GIVEN ENTRIES
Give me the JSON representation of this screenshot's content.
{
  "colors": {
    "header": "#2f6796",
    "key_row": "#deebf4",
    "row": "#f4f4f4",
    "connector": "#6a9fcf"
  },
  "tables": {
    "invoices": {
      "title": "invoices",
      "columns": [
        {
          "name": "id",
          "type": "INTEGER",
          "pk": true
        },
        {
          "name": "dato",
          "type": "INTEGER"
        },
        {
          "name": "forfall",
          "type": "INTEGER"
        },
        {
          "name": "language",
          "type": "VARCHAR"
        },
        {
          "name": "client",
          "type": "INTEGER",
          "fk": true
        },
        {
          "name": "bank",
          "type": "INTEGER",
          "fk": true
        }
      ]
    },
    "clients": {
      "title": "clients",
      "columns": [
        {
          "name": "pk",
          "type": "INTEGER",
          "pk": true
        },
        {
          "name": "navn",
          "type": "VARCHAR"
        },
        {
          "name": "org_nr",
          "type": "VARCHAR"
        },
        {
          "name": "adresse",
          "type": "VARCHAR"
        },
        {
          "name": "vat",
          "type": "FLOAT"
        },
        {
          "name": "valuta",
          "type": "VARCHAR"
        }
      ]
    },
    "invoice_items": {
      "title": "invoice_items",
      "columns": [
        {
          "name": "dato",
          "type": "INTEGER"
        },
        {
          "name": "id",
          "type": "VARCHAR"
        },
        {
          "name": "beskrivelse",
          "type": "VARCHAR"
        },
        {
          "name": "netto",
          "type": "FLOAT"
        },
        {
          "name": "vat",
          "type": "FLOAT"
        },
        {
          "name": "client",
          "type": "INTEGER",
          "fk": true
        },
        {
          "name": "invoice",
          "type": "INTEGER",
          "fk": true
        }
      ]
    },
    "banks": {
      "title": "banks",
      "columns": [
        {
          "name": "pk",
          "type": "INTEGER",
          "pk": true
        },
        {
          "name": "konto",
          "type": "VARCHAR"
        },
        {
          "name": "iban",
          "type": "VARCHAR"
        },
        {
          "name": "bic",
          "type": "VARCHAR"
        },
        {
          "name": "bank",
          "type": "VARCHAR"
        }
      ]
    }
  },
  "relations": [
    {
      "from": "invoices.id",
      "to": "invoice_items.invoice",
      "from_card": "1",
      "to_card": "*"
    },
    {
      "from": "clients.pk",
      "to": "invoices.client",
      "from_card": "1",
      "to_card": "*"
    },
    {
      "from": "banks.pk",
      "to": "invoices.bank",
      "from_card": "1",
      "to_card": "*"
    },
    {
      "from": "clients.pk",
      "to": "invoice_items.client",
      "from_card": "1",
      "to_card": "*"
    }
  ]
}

WRITTEN PROBLEM
Copy down the material exactly as written.

RESULT OF THE EXERCISE
Give me the JSON representation of this screenshot's content.
{
  "colors": {
    "header": "#2f6796",
    "key_row": "#deebf4",
    "row": "#f4f4f4",
    "connector": "#6a9fcf"
  },
  "tables": {
    "invoices": {
      "title": "invoices",
      "columns": [
        {
          "name": "id",
          "type": "INTEGER",
          "pk": true
        },
        {
          "name": "dato",
          "type": "INTEGER"
        },
        {
          "name": "forfall",
          "type": "INTEGER"
        },
        {
          "name": "language",
          "type": "VARCHAR"
        },
        {
          "name": "client",
          "type": "INTEGER",
          "fk": true
        },
        {
          "name": "bank",
          "type": "INTEGER",
          "fk": true
        }
      ]
    },
    "clients": {
      "title": "clients",
      "columns": [
        {
          "name": "pk",
          "type": "INTEGER",
          "pk": true
        },
        {
          "name": "navn",
          "type": "VARCHAR"
        },
        {
          "name": "org_nr",
          "type": "VARCHAR"
        },
        {
          "name": "adresse",
          "type": "VARCHAR"
        },
        {
          "name": "vat",
          "type": "FLOAT"
        },
        {
          "name": "valuta",
          "type": "VARCHAR"
        }
      ]
    },
    "invoice_items": {
      "title": "invoice_items",
      "columns": [
        {
          "name": "dato",
          "type": "INTEGER"
        },
        {
          "name": "id",
          "type": "VARCHAR"
        },
        {
          "name": "beskrivelse",
          "type": "VARCHAR"
        },
        {
          "name": "netto",
          "type": "FLOAT"
        },
        {
          "name": "vat",
          "type": "FLOAT"
        },
        {
          "name": "client",
          "type": "INTEGER",
          "fk": true
        },
        {
          "name": "invoice",
          "type": "INTEGER",
          "fk": true
        }
      ]
    },
    "banks": {
      "title": "banks",
      "columns": [
        {
          "name": "pk",
          "type": "INTEGER",
          "pk": true
        },
        {
          "name": "konto",
          "type": "VARCHAR"
        },
        {
          "name": "iban",
          "type": "VARCHAR"
        },
        {
          "name": "bic",
          "type": "VARCHAR"
        },
        {
          "name": "bank",
          "type": "VARCHAR"
        }
      ]
    }
  },
  "relations": [
    {
      "from": "invoices.id",
      "to": "invoice_items.invoice",
      "from_card": "1",
      "to_card": "*"
    },
    {
      "from": "clients.pk",
      "to": "invoices.client",
      "from_card": "1",
      "to_card": "*"
    },
    {
      "from": "banks.pk",
      "to": "invoices.bank",
      "from_card": "1",
      "to_card": "*"
    },
    {
      "from": "clients.pk",
      "to": "invoice_items.client",
      "from_card": "1",
      "to_card": "*"
    }
  ]
}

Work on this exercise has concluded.